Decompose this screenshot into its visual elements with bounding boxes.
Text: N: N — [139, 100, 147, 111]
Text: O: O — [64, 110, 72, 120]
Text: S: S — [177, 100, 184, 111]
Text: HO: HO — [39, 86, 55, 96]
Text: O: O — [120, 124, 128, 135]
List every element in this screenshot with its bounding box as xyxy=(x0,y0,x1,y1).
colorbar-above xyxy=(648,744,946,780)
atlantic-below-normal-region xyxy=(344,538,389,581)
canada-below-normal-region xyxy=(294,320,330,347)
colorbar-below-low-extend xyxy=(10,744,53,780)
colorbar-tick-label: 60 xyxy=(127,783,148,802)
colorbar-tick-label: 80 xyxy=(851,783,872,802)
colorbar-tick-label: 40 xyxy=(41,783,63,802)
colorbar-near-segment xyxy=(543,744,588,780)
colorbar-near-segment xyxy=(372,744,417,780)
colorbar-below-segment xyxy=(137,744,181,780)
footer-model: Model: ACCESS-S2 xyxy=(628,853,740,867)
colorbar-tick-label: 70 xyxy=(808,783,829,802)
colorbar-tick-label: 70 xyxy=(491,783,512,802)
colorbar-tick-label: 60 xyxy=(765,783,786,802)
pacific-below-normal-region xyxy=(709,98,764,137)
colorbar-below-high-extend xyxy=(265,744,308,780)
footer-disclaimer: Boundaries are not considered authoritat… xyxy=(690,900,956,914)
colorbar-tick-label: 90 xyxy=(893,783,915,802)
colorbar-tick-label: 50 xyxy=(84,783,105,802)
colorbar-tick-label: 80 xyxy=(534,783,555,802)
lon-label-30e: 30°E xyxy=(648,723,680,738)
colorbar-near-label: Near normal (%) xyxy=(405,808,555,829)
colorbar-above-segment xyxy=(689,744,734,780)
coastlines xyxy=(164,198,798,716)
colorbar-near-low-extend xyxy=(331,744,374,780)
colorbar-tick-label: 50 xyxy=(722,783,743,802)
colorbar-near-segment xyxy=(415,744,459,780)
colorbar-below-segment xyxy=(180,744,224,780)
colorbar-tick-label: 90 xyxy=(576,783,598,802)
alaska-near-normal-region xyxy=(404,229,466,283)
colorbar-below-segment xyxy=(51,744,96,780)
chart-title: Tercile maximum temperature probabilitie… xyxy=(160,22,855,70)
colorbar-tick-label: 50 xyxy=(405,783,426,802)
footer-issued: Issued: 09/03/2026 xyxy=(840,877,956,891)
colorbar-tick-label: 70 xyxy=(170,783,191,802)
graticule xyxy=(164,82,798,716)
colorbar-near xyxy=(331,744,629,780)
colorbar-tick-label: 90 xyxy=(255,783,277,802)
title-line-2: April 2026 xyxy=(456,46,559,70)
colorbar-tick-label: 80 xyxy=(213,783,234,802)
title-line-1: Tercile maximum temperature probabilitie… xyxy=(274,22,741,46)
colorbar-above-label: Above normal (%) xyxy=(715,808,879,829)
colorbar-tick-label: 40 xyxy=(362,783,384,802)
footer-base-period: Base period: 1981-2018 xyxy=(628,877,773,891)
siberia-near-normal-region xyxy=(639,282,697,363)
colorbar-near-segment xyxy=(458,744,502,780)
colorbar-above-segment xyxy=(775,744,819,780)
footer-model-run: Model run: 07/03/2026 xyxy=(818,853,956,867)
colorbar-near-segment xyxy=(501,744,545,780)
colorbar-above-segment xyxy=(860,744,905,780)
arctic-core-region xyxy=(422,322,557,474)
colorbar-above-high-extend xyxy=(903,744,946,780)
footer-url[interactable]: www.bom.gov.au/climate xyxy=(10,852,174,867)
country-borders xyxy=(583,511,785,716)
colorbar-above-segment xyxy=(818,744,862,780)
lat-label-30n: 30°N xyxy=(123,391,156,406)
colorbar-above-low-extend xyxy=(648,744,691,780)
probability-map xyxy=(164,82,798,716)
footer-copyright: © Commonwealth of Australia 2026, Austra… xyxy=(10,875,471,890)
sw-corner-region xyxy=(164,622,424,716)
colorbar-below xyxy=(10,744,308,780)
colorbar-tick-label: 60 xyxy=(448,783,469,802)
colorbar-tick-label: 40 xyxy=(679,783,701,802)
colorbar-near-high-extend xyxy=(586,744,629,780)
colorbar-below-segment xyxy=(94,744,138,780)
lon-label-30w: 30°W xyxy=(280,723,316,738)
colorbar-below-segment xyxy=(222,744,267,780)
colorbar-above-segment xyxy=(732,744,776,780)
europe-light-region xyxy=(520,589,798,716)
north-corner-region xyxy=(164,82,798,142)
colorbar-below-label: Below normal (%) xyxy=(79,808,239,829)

→ SHORT PROBLEM
Reproduce every line of the records above word for word, without changing anything.

→ WRITTEN RESPONSE
Decompose this screenshot into its visual elements with bounding boxes.
Text: N: N — [139, 100, 147, 111]
Text: O: O — [64, 110, 72, 120]
Text: S: S — [177, 100, 184, 111]
Text: HO: HO — [39, 86, 55, 96]
Text: O: O — [120, 124, 128, 135]
List every element in this screenshot with its bounding box as xyxy=(x0,y0,x1,y1).
colorbar-above xyxy=(648,744,946,780)
atlantic-below-normal-region xyxy=(344,538,389,581)
canada-below-normal-region xyxy=(294,320,330,347)
colorbar-below-low-extend xyxy=(10,744,53,780)
colorbar-tick-label: 60 xyxy=(127,783,148,802)
colorbar-tick-label: 80 xyxy=(851,783,872,802)
colorbar-tick-label: 40 xyxy=(41,783,63,802)
colorbar-near-segment xyxy=(543,744,588,780)
colorbar-near-segment xyxy=(372,744,417,780)
colorbar-below-segment xyxy=(137,744,181,780)
footer-model: Model: ACCESS-S2 xyxy=(628,853,740,867)
colorbar-tick-label: 70 xyxy=(808,783,829,802)
colorbar-tick-label: 70 xyxy=(491,783,512,802)
colorbar-tick-label: 60 xyxy=(765,783,786,802)
pacific-below-normal-region xyxy=(709,98,764,137)
colorbar-below-high-extend xyxy=(265,744,308,780)
footer-disclaimer: Boundaries are not considered authoritat… xyxy=(690,900,956,914)
colorbar-tick-label: 90 xyxy=(893,783,915,802)
colorbar-tick-label: 50 xyxy=(84,783,105,802)
colorbar-tick-label: 80 xyxy=(534,783,555,802)
lon-label-30e: 30°E xyxy=(648,723,680,738)
colorbar-near-label: Near normal (%) xyxy=(405,808,555,829)
colorbar-above-segment xyxy=(689,744,734,780)
coastlines xyxy=(164,198,798,716)
colorbar-near-low-extend xyxy=(331,744,374,780)
colorbar-tick-label: 50 xyxy=(722,783,743,802)
colorbar-near-segment xyxy=(415,744,459,780)
colorbar-below-segment xyxy=(180,744,224,780)
colorbar-tick-label: 90 xyxy=(576,783,598,802)
alaska-near-normal-region xyxy=(404,229,466,283)
colorbar-below-segment xyxy=(51,744,96,780)
chart-title: Tercile maximum temperature probabilitie… xyxy=(160,22,855,70)
colorbar-tick-label: 50 xyxy=(405,783,426,802)
footer-issued: Issued: 09/03/2026 xyxy=(840,877,956,891)
colorbar-tick-label: 70 xyxy=(170,783,191,802)
graticule xyxy=(164,82,798,716)
colorbar-near xyxy=(331,744,629,780)
colorbar-tick-label: 90 xyxy=(255,783,277,802)
title-line-2: April 2026 xyxy=(456,46,559,70)
colorbar-tick-label: 80 xyxy=(213,783,234,802)
title-line-1: Tercile maximum temperature probabilitie… xyxy=(274,22,741,46)
colorbar-above-label: Above normal (%) xyxy=(715,808,879,829)
colorbar-tick-label: 40 xyxy=(362,783,384,802)
footer-base-period: Base period: 1981-2018 xyxy=(628,877,773,891)
siberia-near-normal-region xyxy=(639,282,697,363)
colorbar-near-segment xyxy=(458,744,502,780)
colorbar-above-segment xyxy=(775,744,819,780)
footer-model-run: Model run: 07/03/2026 xyxy=(818,853,956,867)
colorbar-near-segment xyxy=(501,744,545,780)
colorbar-above-segment xyxy=(860,744,905,780)
arctic-core-region xyxy=(422,322,557,474)
colorbar-above-high-extend xyxy=(903,744,946,780)
footer-url[interactable]: www.bom.gov.au/climate xyxy=(10,852,174,867)
country-borders xyxy=(583,511,785,716)
colorbar-above-segment xyxy=(818,744,862,780)
lat-label-30n: 30°N xyxy=(123,391,156,406)
colorbar-above-low-extend xyxy=(648,744,691,780)
probability-map xyxy=(164,82,798,716)
footer-copyright: © Commonwealth of Australia 2026, Austra… xyxy=(10,875,471,890)
sw-corner-region xyxy=(164,622,424,716)
colorbar-below xyxy=(10,744,308,780)
colorbar-tick-label: 60 xyxy=(448,783,469,802)
colorbar-tick-label: 40 xyxy=(679,783,701,802)
colorbar-near-high-extend xyxy=(586,744,629,780)
colorbar-below-segment xyxy=(94,744,138,780)
lon-label-30w: 30°W xyxy=(280,723,316,738)
colorbar-below-segment xyxy=(222,744,267,780)
colorbar-above-segment xyxy=(732,744,776,780)
europe-light-region xyxy=(520,589,798,716)
north-corner-region xyxy=(164,82,798,142)
colorbar-below-label: Below normal (%) xyxy=(79,808,239,829)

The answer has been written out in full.